**Task brief:** Reproduce the following lines word for word, leaving out the pictures.

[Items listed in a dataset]
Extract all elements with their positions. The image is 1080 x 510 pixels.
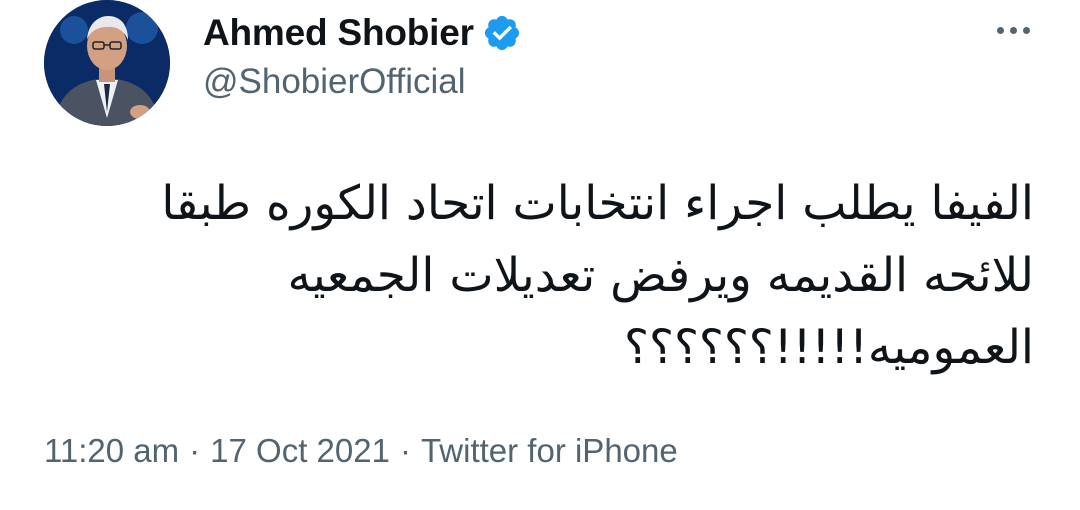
more-options-button[interactable] [988, 10, 1038, 50]
profile-photo [44, 0, 170, 126]
tweet-date[interactable]: 17 Oct 2021 [210, 432, 390, 470]
tweet-text: الفيفا يطلب اجراء انتخابات اتحاد الكوره … [161, 176, 1034, 375]
avatar[interactable] [44, 0, 170, 126]
more-dot-icon [1022, 26, 1030, 34]
tweet-metadata: 11:20 am · 17 Oct 2021 · Twitter for iPh… [44, 432, 678, 470]
meta-separator: · [189, 432, 201, 469]
more-dot-icon [1009, 26, 1017, 34]
verified-badge-icon [484, 15, 519, 51]
author-handle[interactable]: @ShobierOfficial [203, 62, 466, 102]
author-name-row: Ahmed Shobier [203, 8, 522, 58]
meta-separator: · [399, 432, 411, 469]
tweet-source[interactable]: Twitter for iPhone [421, 432, 678, 470]
more-dot-icon [996, 26, 1004, 34]
tweet-card: Ahmed Shobier @ShobierOfficial الفيفا يط… [0, 0, 1080, 510]
display-name[interactable]: Ahmed Shobier [203, 12, 474, 54]
tweet-time[interactable]: 11:20 am [44, 432, 179, 470]
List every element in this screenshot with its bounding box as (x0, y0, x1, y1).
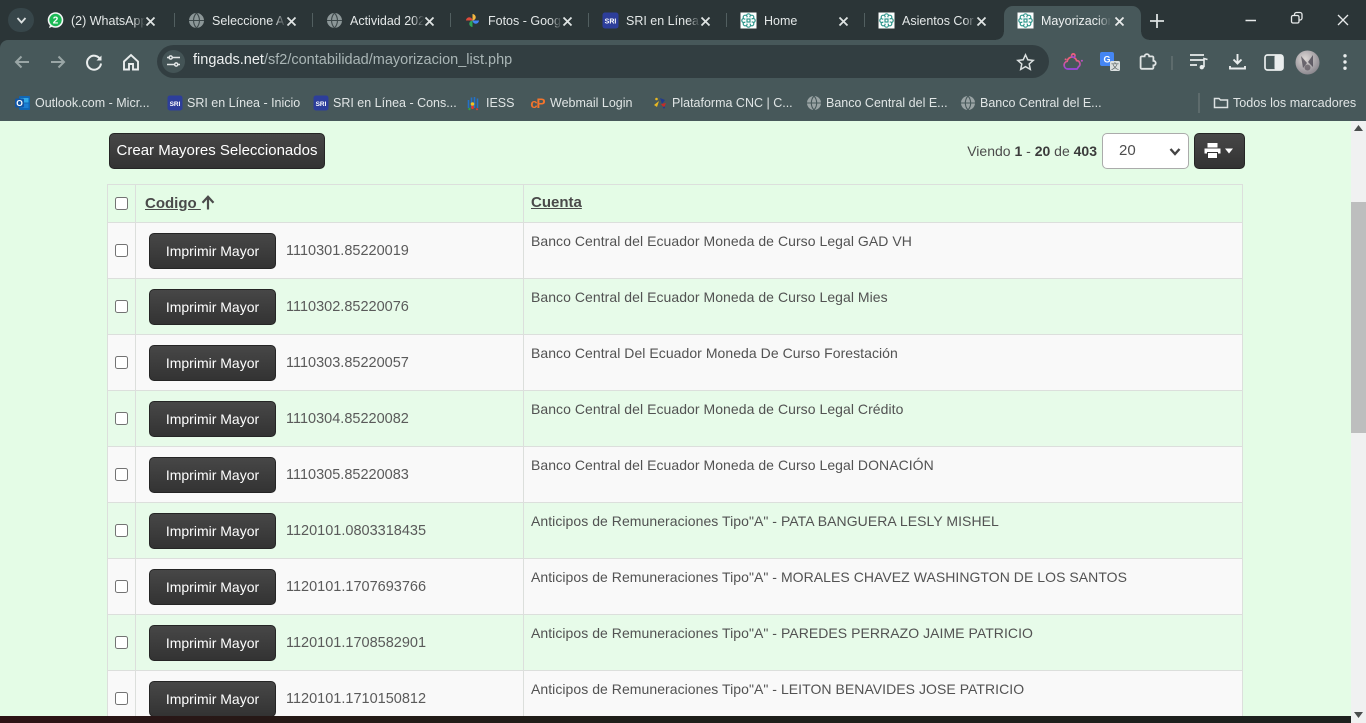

**Response to this task:**
Extract all elements with their positions. The image is 1080 x 510 pixels.
more-options-button[interactable] [988, 10, 1038, 50]
profile-photo [44, 0, 170, 126]
tweet-date[interactable]: 17 Oct 2021 [210, 432, 390, 470]
tweet-text: الفيفا يطلب اجراء انتخابات اتحاد الكوره … [161, 176, 1034, 375]
avatar[interactable] [44, 0, 170, 126]
more-dot-icon [1022, 26, 1030, 34]
tweet-metadata: 11:20 am · 17 Oct 2021 · Twitter for iPh… [44, 432, 678, 470]
meta-separator: · [189, 432, 201, 469]
more-dot-icon [1009, 26, 1017, 34]
verified-badge-icon [484, 15, 519, 51]
author-handle[interactable]: @ShobierOfficial [203, 62, 466, 102]
author-name-row: Ahmed Shobier [203, 8, 522, 58]
meta-separator: · [399, 432, 411, 469]
tweet-source[interactable]: Twitter for iPhone [421, 432, 678, 470]
more-dot-icon [996, 26, 1004, 34]
tweet-card: Ahmed Shobier @ShobierOfficial الفيفا يط… [0, 0, 1080, 510]
display-name[interactable]: Ahmed Shobier [203, 12, 474, 54]
tweet-time[interactable]: 11:20 am [44, 432, 179, 470]
List every element in this screenshot with its bounding box as (x0, y0, x1, y1).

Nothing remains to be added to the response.